- [INPUT RECORDS]
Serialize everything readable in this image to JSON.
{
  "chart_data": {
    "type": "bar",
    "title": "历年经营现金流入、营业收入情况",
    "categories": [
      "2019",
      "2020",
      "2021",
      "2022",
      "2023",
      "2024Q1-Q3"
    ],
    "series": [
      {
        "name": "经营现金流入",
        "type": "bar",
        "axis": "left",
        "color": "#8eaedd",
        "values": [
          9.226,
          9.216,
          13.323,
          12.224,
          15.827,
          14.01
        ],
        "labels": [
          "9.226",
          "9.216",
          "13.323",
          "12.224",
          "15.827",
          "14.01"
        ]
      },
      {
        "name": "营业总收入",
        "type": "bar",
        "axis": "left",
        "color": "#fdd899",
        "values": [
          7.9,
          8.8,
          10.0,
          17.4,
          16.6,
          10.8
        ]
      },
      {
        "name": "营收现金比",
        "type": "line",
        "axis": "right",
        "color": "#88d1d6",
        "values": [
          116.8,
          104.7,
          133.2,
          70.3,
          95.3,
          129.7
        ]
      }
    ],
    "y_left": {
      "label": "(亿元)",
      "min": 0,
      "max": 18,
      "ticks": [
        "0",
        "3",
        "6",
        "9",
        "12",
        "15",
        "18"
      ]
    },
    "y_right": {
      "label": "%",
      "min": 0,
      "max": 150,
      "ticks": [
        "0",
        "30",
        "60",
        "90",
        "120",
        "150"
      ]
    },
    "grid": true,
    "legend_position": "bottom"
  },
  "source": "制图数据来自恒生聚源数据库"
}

- [STATED TASK]
Write out all the lines again, exactly as they are.

- [OUTPUT OF THE EXERCISE]
Serialize everything readable in this image to JSON.
{
  "chart_data": {
    "type": "bar",
    "title": "历年经营现金流入、营业收入情况",
    "categories": [
      "2019",
      "2020",
      "2021",
      "2022",
      "2023",
      "2024Q1-Q3"
    ],
    "series": [
      {
        "name": "经营现金流入",
        "type": "bar",
        "axis": "left",
        "color": "#8eaedd",
        "values": [
          9.226,
          9.216,
          13.323,
          12.224,
          15.827,
          14.01
        ],
        "labels": [
          "9.226",
          "9.216",
          "13.323",
          "12.224",
          "15.827",
          "14.01"
        ]
      },
      {
        "name": "营业总收入",
        "type": "bar",
        "axis": "left",
        "color": "#fdd899",
        "values": [
          7.9,
          8.8,
          10.0,
          17.4,
          16.6,
          10.8
        ]
      },
      {
        "name": "营收现金比",
        "type": "line",
        "axis": "right",
        "color": "#88d1d6",
        "values": [
          116.8,
          104.7,
          133.2,
          70.3,
          95.3,
          129.7
        ]
      }
    ],
    "y_left": {
      "label": "(亿元)",
      "min": 0,
      "max": 18,
      "ticks": [
        "0",
        "3",
        "6",
        "9",
        "12",
        "15",
        "18"
      ]
    },
    "y_right": {
      "label": "%",
      "min": 0,
      "max": 150,
      "ticks": [
        "0",
        "30",
        "60",
        "90",
        "120",
        "150"
      ]
    },
    "grid": true,
    "legend_position": "bottom"
  },
  "source": "制图数据来自恒生聚源数据库"
}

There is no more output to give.